Copy every item below word for word, leaving out the pictures.

___ Rows ___

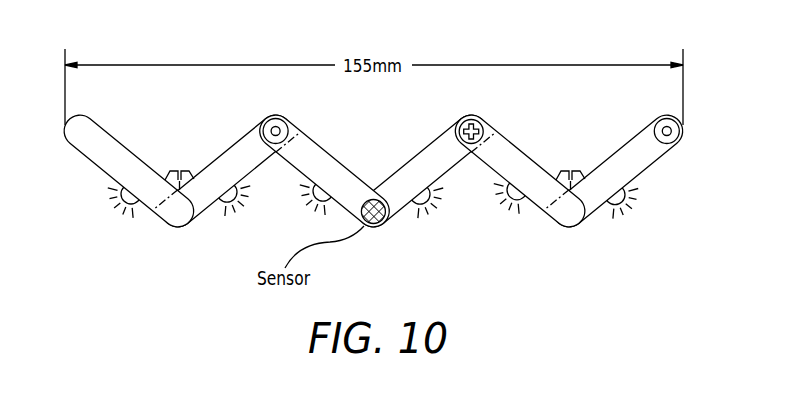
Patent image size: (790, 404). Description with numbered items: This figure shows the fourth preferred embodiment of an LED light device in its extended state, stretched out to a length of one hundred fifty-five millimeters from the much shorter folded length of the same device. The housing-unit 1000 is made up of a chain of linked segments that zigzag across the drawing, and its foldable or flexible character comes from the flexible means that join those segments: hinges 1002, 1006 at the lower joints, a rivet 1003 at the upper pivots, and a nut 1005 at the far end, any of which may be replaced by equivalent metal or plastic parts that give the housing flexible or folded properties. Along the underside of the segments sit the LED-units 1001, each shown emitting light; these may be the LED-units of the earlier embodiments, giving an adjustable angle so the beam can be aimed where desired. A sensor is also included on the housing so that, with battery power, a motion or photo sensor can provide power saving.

The housing-unit 1000 is at (120, 163).
The LED-unit 1001 is at (627, 204).
The hinge 1002 is at (178, 170).
The rivet 1003 is at (289, 124).
The nut 1005 is at (674, 144).
The hinge 1006 is at (572, 171).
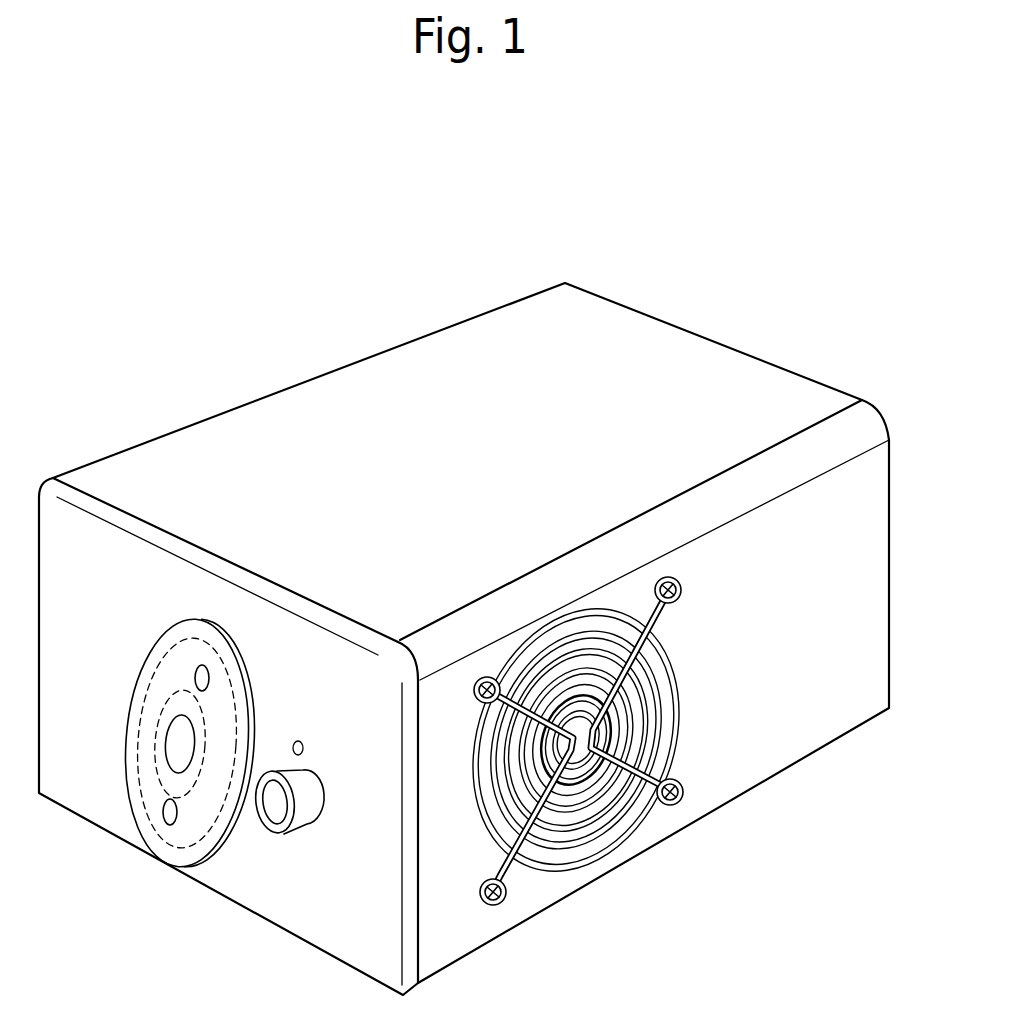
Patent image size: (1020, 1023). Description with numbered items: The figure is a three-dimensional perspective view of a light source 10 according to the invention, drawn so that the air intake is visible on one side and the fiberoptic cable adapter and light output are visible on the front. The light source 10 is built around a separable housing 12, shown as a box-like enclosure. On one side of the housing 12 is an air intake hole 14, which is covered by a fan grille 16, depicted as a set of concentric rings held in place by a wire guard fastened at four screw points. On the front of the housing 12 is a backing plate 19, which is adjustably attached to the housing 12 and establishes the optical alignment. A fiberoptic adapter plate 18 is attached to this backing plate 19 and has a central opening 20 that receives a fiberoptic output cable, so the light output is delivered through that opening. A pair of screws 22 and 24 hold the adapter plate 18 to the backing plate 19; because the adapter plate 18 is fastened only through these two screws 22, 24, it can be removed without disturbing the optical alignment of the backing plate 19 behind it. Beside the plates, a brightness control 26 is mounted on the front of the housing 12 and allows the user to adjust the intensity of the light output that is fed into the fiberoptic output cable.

___

▶ **Task result**
Patent image size: (790, 404). Description with numbered items: This figure shows the fourth preferred embodiment of an LED light device in its extended state, stretched out to a length of one hundred fifty-five millimeters from the much shorter folded length of the same device. The housing-unit 1000 is made up of a chain of linked segments that zigzag across the drawing, and its foldable or flexible character comes from the flexible means that join those segments: hinges 1002, 1006 at the lower joints, a rivet 1003 at the upper pivots, and a nut 1005 at the far end, any of which may be replaced by equivalent metal or plastic parts that give the housing flexible or folded properties. Along the underside of the segments sit the LED-units 1001, each shown emitting light; these may be the LED-units of the earlier embodiments, giving an adjustable angle so the beam can be aimed where desired. A sensor is also included on the housing so that, with battery power, a motion or photo sensor can provide power saving.

The housing-unit 1000 is at (120, 163).
The LED-unit 1001 is at (627, 204).
The hinge 1002 is at (178, 170).
The rivet 1003 is at (289, 124).
The nut 1005 is at (674, 144).
The hinge 1006 is at (572, 171).
Patent image size: (1020, 1023). Description with numbered items: The figure is a three-dimensional perspective view of a light source 10 according to the invention, drawn so that the air intake is visible on one side and the fiberoptic cable adapter and light output are visible on the front. The light source 10 is built around a separable housing 12, shown as a box-like enclosure. On one side of the housing 12 is an air intake hole 14, which is covered by a fan grille 16, depicted as a set of concentric rings held in place by a wire guard fastened at four screw points. On the front of the housing 12 is a backing plate 19, which is adjustably attached to the housing 12 and establishes the optical alignment. A fiberoptic adapter plate 18 is attached to this backing plate 19 and has a central opening 20 that receives a fiberoptic output cable, so the light output is delivered through that opening. A pair of screws 22 and 24 hold the adapter plate 18 to the backing plate 19; because the adapter plate 18 is fastened only through these two screws 22, 24, it can be removed without disturbing the optical alignment of the backing plate 19 behind it. Beside the plates, a brightness control 26 is mounted on the front of the housing 12 and allows the user to adjust the intensity of the light output that is fed into the fiberoptic output cable.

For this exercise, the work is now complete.